** begin Data shown **

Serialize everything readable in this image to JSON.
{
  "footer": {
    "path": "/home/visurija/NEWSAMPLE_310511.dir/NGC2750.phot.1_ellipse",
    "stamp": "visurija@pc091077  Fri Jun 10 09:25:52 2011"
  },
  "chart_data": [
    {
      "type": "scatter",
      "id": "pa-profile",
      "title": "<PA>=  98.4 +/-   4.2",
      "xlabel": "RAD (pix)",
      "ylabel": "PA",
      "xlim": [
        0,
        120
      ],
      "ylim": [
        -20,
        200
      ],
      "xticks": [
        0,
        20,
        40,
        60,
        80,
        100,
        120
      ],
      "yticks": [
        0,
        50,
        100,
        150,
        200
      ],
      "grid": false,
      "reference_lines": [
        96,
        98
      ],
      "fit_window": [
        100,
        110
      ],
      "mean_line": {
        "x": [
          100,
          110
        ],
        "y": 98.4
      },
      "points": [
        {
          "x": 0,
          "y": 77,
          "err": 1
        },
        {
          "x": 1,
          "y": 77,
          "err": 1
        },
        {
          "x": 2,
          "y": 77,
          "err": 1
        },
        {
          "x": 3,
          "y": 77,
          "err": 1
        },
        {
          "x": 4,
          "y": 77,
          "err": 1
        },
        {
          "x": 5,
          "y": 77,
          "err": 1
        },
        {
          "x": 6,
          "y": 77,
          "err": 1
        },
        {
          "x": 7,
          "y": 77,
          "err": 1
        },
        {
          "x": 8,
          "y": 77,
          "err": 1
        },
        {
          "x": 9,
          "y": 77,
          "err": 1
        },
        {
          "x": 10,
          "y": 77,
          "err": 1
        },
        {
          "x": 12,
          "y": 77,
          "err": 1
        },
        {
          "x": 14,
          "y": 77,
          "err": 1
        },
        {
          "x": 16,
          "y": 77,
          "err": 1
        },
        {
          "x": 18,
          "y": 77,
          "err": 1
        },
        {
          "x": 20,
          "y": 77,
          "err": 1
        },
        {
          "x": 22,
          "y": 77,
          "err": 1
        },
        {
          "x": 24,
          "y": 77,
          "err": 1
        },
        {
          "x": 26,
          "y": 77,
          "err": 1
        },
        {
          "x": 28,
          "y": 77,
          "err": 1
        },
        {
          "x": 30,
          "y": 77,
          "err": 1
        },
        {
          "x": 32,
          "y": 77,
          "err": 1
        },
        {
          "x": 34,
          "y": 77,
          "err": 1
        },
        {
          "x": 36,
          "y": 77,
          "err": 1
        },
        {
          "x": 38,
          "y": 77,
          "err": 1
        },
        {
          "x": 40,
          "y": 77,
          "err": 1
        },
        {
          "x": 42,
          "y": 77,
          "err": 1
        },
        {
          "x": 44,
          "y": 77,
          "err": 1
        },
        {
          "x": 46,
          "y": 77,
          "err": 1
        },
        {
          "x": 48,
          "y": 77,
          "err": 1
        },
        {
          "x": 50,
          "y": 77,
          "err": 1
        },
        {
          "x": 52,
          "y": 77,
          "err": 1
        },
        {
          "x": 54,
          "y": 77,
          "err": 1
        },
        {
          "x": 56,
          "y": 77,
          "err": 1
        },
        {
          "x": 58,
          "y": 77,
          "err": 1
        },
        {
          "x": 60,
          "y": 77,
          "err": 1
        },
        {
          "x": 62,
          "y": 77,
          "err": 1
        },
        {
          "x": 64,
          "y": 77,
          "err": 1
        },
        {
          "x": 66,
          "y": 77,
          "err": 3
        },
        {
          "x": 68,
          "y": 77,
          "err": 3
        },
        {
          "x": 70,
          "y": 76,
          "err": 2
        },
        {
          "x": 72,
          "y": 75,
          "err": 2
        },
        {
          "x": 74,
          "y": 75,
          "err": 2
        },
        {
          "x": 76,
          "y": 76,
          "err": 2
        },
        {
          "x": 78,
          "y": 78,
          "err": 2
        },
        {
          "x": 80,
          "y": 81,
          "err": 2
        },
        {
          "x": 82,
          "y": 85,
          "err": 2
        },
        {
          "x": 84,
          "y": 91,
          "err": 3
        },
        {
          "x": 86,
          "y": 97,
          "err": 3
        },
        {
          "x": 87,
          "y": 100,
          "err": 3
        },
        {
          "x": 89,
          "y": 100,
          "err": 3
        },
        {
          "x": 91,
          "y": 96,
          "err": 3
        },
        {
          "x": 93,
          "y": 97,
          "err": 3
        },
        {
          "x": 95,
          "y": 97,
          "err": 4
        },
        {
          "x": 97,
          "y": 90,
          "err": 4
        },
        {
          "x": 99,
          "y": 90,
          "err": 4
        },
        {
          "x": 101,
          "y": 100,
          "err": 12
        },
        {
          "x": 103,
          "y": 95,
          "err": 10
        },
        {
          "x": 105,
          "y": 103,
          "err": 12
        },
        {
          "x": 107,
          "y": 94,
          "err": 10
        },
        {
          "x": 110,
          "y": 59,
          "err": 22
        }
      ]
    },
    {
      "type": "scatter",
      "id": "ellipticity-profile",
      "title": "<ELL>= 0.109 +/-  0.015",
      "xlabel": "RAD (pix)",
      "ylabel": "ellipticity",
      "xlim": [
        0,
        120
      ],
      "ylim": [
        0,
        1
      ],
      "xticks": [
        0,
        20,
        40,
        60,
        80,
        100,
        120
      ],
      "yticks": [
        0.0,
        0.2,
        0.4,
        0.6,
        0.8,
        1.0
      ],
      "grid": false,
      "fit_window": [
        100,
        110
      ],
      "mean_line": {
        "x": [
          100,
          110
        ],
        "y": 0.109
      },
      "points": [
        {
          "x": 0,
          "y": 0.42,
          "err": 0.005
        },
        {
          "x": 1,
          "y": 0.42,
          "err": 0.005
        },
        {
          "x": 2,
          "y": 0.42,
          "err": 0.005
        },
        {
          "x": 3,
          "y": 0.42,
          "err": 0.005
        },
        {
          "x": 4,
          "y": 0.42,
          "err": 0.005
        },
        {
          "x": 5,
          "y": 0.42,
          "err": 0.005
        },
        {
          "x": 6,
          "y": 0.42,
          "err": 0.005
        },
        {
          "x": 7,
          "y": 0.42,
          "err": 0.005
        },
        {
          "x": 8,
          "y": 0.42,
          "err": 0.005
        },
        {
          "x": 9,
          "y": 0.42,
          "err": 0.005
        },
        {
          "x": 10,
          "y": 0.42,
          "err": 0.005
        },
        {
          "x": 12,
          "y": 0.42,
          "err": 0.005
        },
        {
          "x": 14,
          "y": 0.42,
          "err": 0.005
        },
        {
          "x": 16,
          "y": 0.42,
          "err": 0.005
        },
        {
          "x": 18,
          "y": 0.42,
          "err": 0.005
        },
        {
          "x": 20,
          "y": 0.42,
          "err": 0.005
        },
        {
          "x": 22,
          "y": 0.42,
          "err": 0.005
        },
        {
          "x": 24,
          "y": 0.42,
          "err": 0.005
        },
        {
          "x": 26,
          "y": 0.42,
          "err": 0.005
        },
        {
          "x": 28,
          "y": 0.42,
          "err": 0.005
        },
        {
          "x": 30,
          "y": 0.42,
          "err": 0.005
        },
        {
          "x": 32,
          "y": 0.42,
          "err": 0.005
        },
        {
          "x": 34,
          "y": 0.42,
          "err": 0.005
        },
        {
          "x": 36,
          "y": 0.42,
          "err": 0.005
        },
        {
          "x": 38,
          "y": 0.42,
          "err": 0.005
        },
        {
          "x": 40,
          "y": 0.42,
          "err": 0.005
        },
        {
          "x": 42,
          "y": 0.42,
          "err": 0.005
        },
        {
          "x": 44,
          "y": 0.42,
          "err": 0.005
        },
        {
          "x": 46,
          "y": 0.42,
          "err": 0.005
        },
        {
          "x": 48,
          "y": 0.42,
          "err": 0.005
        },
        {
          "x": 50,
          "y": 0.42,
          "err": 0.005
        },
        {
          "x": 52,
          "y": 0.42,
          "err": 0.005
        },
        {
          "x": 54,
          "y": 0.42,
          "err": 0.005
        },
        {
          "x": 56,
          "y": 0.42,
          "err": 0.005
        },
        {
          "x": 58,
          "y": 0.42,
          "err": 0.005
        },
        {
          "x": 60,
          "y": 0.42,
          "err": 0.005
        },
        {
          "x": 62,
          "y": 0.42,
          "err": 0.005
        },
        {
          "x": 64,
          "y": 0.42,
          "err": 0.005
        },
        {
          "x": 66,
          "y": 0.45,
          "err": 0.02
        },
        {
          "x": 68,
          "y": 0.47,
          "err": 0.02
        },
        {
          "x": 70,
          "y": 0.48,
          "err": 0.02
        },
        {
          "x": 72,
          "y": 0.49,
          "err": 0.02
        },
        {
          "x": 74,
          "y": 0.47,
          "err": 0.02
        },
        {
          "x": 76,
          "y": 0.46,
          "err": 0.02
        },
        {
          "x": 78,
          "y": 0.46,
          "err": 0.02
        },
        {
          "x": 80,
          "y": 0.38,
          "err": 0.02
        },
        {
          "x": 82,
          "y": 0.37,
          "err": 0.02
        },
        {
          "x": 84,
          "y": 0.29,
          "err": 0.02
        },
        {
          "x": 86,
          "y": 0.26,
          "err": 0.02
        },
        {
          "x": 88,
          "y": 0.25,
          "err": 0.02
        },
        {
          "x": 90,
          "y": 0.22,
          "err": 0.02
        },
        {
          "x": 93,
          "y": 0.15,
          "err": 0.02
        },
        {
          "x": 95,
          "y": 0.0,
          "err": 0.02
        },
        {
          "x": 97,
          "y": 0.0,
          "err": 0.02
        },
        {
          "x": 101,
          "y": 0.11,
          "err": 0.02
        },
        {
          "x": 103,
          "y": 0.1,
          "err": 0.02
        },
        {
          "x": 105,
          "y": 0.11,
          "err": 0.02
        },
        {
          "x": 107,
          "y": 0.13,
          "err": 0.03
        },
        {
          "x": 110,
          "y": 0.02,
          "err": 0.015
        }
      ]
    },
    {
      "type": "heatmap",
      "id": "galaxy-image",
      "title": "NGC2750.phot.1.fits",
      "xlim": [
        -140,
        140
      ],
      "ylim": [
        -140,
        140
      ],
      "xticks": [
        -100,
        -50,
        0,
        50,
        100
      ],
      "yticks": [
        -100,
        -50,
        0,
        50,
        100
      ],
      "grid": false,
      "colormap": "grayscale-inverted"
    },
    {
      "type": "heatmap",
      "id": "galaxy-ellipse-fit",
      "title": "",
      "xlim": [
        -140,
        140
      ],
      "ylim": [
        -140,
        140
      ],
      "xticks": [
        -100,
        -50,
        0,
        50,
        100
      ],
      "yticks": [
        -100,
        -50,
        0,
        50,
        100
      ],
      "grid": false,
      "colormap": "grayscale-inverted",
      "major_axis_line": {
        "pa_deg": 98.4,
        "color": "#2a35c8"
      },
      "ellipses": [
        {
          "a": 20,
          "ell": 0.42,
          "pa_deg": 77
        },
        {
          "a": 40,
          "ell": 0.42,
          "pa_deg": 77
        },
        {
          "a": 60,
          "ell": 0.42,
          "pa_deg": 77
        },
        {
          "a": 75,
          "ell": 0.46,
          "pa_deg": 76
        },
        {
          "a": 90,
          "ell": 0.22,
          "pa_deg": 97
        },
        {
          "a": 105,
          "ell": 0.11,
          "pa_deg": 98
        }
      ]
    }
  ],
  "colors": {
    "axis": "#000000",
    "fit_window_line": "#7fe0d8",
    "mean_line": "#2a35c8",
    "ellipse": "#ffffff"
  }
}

** end Data shown **

■ Exercise
Go through the records. Copy each line where "inverted" appears.

■ Final result
      "colormap": "grayscale-inverted"
      "colormap": "grayscale-inverted",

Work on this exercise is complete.